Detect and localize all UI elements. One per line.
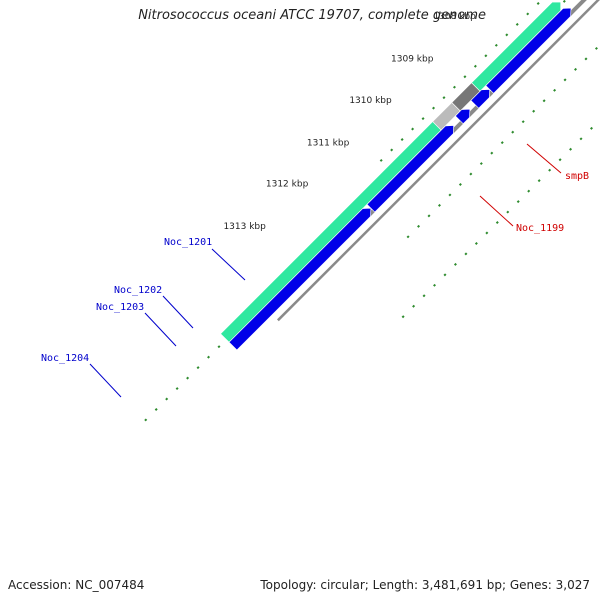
tick-mark-2 (490, 151, 494, 155)
tick-mark-2 (521, 120, 525, 124)
tick-mark-0 (186, 376, 190, 380)
genome-summary-text: Topology: circular; Length: 3,481,691 bp… (260, 578, 590, 592)
cds-reverse-5 (485, 7, 572, 94)
tick-mark-2 (542, 99, 546, 103)
gene-label-noc-1204: Noc_1204 (41, 353, 89, 364)
tick-mark-3 (506, 210, 510, 214)
tick-mark-2 (574, 67, 577, 71)
tick-mark-3 (474, 241, 478, 245)
tick-mark-0 (562, 0, 566, 3)
gene-label-noc-1201: Noc_1201 (164, 237, 212, 248)
tick-mark-1 (390, 148, 394, 152)
scale-label: 1308 kbp (433, 12, 476, 22)
cds-reverse-3 (454, 108, 471, 125)
tick-mark-2 (511, 130, 515, 134)
tick-mark-3 (516, 200, 520, 204)
gene-label-noc-1203: Noc_1203 (96, 302, 144, 313)
tick-mark-1 (411, 127, 415, 131)
scale-label: 1309 kbp (391, 55, 434, 65)
tick-mark-3 (590, 126, 593, 130)
tick-mark-3 (485, 231, 489, 235)
tick-mark-1 (463, 75, 467, 79)
tick-mark-2 (532, 109, 536, 113)
tick-mark-2 (479, 162, 483, 166)
tick-mark-0 (196, 366, 200, 370)
leader-noc-1199 (479, 195, 514, 227)
tick-mark-0 (165, 397, 169, 401)
tick-mark-2 (584, 57, 588, 61)
scale-label: 1312 kbp (266, 180, 309, 190)
tick-mark-1 (442, 96, 446, 100)
tick-mark-3 (453, 262, 457, 266)
tick-mark-1 (515, 22, 519, 26)
tick-mark-1 (379, 158, 383, 162)
leader-noc-1202 (162, 295, 194, 329)
tick-mark-1 (421, 117, 425, 121)
tick-mark-1 (505, 33, 509, 37)
tick-mark-1 (452, 85, 456, 89)
tick-mark-0 (175, 387, 179, 391)
cds-noc-1201 (471, 1, 562, 92)
cds-reverse-4 (470, 89, 491, 109)
tick-mark-3 (443, 273, 447, 277)
gene-label-smpb: smpB (565, 171, 589, 182)
tick-mark-3 (537, 179, 541, 183)
tick-mark-3 (569, 147, 573, 151)
backbone (269, 0, 600, 322)
tick-mark-0 (144, 418, 148, 422)
tick-mark-1 (484, 54, 488, 58)
tick-mark-3 (422, 294, 426, 298)
tick-mark-3 (433, 283, 437, 287)
leader-noc-1203 (144, 312, 177, 347)
cds-reverse-2 (366, 125, 454, 213)
tick-mark-1 (526, 12, 530, 16)
tick-mark-3 (495, 221, 499, 225)
gene-label-noc-1202: Noc_1202 (114, 285, 162, 296)
features (220, 1, 572, 351)
map-title: Nitrosococcus oceani ATCC 19707, complet… (138, 8, 486, 23)
leader-noc-1201 (211, 248, 246, 281)
tick-mark-0 (217, 345, 221, 349)
scale-label: 1313 kbp (223, 222, 266, 232)
tick-mark-1 (494, 43, 498, 47)
tick-mark-3 (558, 158, 562, 162)
tick-mark-2 (594, 46, 598, 50)
tick-mark-2 (427, 214, 431, 218)
backbone-line-1 (277, 0, 600, 322)
leader-lines (89, 143, 562, 398)
tick-mark-3 (527, 189, 531, 193)
gene-label-noc-1199: Noc_1199 (516, 223, 564, 234)
leader-noc-1204 (89, 363, 122, 398)
cds-reverse-1 (228, 207, 372, 351)
accession-text: Accession: NC_007484 (8, 578, 145, 592)
tick-mark-1 (473, 64, 477, 68)
tick-mark-3 (401, 315, 405, 319)
tick-mark-0 (207, 355, 211, 359)
tick-mark-2 (500, 141, 504, 145)
scale-label: 1310 kbp (349, 96, 392, 106)
tick-mark-1 (536, 1, 540, 5)
tick-mark-2 (469, 172, 473, 176)
tick-mark-2 (458, 182, 462, 186)
tick-mark-2 (553, 88, 557, 92)
tick-mark-2 (563, 78, 567, 82)
scale-label: 1311 kbp (307, 139, 350, 149)
tick-mark-3 (464, 252, 468, 256)
tick-mark-2 (417, 224, 421, 228)
tick-mark-1 (432, 106, 436, 110)
tick-mark-3 (548, 168, 552, 172)
tick-mark-2 (406, 235, 410, 239)
tick-mark-1 (400, 138, 404, 141)
tick-mark-0 (154, 408, 158, 411)
tick-mark-3 (412, 304, 416, 308)
tick-mark-2 (437, 203, 441, 207)
leader-smpb (526, 143, 562, 174)
tick-mark-3 (579, 137, 583, 141)
tick-mark-2 (448, 193, 452, 197)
------------------------------
* Work task *
A single number is required: the count of lines in the data that contain the string "smpb".

* Reply *
2